Copy each line below that contains "spolupráci".
— BEGIN Data for the task —
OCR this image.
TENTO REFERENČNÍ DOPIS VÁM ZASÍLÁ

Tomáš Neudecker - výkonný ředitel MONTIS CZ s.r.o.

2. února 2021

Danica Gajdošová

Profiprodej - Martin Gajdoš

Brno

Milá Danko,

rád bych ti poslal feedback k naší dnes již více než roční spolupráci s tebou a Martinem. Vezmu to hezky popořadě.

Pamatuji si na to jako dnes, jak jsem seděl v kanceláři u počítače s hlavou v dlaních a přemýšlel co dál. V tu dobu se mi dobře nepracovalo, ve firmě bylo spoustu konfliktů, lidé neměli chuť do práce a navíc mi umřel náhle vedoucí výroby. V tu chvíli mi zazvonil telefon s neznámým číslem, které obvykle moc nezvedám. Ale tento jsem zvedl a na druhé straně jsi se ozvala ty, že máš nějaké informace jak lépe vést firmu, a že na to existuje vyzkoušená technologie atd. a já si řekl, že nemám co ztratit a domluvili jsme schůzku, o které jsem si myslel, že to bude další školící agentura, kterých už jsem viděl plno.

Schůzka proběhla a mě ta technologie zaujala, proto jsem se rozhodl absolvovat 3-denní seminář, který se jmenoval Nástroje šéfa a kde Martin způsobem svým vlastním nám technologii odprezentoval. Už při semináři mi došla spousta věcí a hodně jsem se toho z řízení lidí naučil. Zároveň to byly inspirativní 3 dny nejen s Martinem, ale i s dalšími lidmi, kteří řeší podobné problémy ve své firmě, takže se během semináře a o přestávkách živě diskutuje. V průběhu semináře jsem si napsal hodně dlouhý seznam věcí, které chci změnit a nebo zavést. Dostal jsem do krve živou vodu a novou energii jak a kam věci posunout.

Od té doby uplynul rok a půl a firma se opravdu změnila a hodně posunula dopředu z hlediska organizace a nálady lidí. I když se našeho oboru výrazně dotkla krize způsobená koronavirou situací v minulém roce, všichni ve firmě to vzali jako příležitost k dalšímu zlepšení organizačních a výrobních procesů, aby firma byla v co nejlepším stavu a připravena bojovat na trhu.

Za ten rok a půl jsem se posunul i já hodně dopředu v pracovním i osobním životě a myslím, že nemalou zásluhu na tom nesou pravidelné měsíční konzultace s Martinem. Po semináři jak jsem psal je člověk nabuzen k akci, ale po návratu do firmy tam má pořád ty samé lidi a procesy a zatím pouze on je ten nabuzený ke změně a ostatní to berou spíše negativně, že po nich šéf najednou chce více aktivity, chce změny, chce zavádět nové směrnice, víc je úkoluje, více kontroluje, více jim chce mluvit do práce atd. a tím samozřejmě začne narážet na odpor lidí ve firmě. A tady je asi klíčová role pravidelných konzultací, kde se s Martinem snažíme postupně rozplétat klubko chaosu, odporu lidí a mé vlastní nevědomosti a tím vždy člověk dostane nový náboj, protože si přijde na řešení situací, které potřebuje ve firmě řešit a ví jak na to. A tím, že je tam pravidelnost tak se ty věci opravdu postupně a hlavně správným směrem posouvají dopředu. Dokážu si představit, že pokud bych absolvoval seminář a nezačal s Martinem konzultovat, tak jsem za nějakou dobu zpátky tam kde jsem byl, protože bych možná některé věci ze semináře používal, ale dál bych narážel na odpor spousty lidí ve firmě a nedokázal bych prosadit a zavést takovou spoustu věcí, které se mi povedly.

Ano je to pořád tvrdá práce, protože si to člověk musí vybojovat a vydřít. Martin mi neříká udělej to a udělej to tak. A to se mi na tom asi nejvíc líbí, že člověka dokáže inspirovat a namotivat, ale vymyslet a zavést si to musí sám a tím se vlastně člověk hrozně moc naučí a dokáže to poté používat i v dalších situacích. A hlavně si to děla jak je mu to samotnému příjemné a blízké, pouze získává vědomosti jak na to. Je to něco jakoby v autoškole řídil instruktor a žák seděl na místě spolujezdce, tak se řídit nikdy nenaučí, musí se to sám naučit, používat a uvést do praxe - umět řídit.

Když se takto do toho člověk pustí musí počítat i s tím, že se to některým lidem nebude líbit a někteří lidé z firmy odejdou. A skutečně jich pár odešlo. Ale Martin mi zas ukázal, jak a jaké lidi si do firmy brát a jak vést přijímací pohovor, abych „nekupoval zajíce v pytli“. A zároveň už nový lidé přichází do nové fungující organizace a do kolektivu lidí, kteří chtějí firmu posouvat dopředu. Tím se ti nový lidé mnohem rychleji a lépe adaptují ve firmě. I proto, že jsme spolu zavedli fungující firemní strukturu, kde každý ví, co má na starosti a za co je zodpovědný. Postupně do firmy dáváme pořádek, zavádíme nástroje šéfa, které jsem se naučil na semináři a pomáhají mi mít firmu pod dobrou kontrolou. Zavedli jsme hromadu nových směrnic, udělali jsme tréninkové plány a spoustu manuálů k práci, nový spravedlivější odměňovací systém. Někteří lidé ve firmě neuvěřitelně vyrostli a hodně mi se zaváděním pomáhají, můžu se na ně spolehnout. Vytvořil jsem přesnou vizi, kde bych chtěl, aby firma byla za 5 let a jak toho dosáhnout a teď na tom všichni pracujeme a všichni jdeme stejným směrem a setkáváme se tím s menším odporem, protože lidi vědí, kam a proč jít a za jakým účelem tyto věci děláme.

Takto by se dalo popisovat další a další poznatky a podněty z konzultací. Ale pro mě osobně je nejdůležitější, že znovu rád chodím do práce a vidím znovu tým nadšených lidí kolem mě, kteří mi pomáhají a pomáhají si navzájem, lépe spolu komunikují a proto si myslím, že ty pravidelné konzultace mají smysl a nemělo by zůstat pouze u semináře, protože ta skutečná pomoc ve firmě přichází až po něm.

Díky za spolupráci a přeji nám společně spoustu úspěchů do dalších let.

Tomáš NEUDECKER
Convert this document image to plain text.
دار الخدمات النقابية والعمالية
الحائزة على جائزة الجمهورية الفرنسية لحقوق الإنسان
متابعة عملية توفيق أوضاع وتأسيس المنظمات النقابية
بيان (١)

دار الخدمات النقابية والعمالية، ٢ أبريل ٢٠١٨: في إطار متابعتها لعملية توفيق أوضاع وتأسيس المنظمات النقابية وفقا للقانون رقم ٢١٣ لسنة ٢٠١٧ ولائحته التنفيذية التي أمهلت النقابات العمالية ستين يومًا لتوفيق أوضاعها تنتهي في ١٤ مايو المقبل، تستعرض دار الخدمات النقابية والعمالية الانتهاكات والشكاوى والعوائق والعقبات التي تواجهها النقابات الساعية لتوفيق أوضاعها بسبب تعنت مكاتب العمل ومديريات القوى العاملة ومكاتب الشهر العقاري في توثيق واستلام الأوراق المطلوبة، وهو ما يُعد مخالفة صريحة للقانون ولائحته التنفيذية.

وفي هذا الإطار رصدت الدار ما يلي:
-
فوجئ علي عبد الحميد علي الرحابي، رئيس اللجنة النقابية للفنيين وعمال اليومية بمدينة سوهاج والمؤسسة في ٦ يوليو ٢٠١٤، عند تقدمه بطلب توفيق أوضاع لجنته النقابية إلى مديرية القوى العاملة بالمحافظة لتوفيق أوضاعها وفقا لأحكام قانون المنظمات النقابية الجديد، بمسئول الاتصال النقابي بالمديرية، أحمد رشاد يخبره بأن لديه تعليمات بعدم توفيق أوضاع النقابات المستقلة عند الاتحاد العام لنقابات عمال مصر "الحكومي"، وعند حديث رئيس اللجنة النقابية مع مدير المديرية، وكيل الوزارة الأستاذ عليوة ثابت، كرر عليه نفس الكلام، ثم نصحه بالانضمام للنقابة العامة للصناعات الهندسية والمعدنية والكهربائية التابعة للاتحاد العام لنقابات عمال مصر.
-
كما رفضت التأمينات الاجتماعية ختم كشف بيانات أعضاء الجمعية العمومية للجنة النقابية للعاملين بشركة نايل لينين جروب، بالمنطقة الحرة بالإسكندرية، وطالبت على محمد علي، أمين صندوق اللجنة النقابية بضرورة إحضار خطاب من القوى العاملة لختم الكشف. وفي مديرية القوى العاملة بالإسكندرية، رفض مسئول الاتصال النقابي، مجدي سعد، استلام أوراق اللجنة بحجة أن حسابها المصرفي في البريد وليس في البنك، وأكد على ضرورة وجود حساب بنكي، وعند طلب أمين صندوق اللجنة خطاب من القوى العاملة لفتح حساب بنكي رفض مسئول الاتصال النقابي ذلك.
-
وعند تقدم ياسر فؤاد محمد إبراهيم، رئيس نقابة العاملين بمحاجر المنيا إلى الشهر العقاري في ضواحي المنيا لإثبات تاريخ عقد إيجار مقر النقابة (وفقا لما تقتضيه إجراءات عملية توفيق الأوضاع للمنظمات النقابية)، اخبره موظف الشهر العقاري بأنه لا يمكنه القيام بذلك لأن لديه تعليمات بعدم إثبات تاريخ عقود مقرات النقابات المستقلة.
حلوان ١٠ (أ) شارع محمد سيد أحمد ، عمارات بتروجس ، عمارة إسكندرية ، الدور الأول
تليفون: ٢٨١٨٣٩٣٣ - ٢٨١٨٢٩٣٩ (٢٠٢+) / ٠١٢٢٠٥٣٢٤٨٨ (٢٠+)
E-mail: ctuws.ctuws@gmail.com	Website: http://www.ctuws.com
— END Data for the task —
• **Complete response**
rád bych ti poslal feedback k naší dnes již více než roční spolupráci s tebou a Martinem. Vezmu to hezky popořadě.
Díky za spolupráci a přeji nám společně spoustu úspěchů do dalších let.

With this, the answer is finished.